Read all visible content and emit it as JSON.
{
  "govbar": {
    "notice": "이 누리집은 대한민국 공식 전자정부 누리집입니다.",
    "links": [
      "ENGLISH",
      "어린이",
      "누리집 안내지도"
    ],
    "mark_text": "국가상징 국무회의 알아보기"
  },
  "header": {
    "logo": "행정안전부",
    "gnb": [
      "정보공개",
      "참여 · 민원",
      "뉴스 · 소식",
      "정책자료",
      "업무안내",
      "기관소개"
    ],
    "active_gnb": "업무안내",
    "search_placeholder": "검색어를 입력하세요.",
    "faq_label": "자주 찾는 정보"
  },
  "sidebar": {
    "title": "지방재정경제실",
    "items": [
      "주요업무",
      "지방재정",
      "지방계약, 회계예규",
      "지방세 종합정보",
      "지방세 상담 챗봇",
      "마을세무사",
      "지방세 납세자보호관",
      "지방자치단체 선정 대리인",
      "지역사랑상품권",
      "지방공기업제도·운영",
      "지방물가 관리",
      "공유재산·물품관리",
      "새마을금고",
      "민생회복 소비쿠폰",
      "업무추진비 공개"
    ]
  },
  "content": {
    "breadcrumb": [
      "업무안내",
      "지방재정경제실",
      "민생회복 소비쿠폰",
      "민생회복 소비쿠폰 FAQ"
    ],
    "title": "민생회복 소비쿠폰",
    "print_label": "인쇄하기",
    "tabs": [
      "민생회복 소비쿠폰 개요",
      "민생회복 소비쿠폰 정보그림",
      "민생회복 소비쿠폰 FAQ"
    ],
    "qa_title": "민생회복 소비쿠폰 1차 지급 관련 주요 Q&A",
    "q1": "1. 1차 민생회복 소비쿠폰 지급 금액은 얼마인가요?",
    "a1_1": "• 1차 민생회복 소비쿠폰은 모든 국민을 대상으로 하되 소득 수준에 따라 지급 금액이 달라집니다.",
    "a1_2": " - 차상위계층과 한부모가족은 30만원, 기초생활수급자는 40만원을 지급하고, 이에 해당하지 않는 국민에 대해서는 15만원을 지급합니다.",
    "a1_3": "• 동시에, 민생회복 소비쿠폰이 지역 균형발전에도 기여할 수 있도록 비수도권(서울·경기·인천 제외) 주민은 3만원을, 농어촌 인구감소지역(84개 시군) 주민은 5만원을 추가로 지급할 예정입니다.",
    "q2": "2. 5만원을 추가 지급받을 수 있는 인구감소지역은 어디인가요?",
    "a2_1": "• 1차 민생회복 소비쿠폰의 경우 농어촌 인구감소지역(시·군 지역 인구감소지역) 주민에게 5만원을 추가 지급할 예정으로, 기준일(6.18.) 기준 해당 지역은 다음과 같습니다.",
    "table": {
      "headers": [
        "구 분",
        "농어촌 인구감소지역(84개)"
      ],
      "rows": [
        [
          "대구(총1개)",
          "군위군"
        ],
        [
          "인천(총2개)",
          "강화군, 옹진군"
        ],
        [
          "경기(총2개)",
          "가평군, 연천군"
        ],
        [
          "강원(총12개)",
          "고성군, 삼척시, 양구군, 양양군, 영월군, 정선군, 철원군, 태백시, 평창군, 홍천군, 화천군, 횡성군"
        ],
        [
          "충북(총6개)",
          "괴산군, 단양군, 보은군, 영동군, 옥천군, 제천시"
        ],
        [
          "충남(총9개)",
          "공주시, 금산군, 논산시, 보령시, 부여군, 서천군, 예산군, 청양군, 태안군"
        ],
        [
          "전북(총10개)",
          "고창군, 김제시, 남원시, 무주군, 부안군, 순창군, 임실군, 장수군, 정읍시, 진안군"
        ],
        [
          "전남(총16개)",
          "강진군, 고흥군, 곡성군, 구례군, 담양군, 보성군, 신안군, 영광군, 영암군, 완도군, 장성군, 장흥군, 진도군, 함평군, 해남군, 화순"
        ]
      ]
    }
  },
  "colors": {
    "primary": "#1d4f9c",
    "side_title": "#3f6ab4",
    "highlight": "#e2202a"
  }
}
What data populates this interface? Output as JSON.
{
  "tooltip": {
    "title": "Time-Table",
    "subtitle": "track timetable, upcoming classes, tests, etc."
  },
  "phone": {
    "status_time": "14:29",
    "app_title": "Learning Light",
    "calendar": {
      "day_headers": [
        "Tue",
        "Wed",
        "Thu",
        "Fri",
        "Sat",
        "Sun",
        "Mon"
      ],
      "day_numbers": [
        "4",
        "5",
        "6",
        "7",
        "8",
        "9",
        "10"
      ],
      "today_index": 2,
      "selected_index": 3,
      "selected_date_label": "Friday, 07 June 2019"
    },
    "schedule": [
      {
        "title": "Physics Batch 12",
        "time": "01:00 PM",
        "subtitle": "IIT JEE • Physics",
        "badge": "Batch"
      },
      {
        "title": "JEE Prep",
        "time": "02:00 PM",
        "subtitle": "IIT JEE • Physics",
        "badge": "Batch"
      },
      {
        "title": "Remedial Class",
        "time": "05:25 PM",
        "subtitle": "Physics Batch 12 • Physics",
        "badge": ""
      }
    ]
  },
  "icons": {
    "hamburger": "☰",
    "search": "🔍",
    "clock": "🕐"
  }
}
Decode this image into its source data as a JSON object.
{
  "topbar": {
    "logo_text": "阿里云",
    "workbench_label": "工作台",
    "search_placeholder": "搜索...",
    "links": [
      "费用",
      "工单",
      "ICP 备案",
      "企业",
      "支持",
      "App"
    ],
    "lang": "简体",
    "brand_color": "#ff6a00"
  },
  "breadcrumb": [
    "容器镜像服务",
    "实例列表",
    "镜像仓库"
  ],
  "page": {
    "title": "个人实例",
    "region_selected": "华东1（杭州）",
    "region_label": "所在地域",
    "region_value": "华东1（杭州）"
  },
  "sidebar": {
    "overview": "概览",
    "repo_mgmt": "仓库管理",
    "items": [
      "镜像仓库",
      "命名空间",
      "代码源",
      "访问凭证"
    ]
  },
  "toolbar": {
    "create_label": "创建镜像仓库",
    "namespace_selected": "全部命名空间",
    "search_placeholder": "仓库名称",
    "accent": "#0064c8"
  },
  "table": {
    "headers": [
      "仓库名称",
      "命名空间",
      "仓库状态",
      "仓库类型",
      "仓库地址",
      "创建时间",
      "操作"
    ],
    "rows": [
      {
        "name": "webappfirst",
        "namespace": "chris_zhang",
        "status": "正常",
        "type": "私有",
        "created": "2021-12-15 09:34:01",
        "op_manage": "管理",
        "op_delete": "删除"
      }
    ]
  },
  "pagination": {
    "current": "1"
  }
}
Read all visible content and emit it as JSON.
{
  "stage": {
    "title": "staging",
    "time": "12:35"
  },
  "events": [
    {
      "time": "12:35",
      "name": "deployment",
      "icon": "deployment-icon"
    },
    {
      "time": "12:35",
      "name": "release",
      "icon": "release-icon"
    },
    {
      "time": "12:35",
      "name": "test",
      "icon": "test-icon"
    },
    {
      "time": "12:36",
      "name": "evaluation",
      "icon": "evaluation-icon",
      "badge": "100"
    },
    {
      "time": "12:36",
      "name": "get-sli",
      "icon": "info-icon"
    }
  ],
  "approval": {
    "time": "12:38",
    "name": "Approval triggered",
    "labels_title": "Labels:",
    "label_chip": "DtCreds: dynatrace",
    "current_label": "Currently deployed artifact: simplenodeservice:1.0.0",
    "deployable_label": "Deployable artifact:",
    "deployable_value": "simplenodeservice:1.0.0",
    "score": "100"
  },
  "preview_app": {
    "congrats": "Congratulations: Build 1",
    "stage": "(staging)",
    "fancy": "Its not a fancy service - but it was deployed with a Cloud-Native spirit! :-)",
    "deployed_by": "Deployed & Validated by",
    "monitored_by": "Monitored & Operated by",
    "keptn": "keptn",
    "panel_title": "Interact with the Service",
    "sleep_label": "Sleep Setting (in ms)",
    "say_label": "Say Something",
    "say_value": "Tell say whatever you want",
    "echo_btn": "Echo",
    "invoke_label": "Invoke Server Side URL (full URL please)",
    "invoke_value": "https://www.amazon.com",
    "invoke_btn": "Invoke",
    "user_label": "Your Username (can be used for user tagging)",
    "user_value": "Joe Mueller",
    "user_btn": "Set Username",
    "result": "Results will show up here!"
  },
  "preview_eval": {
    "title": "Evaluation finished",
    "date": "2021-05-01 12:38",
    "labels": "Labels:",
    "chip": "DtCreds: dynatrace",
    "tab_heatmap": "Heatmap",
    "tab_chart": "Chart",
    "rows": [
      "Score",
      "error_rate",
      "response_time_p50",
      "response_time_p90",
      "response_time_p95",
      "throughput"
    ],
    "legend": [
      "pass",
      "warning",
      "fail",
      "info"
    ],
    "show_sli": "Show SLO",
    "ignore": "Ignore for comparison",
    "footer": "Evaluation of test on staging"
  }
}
○ ○ ○
> _Short exercise_
Identify the lines that contain the string "DtCreds", and copy every one of them.

> _Expected output_
    "label_chip": "DtCreds: dynatrace",
    "chip": "DtCreds: dynatrace",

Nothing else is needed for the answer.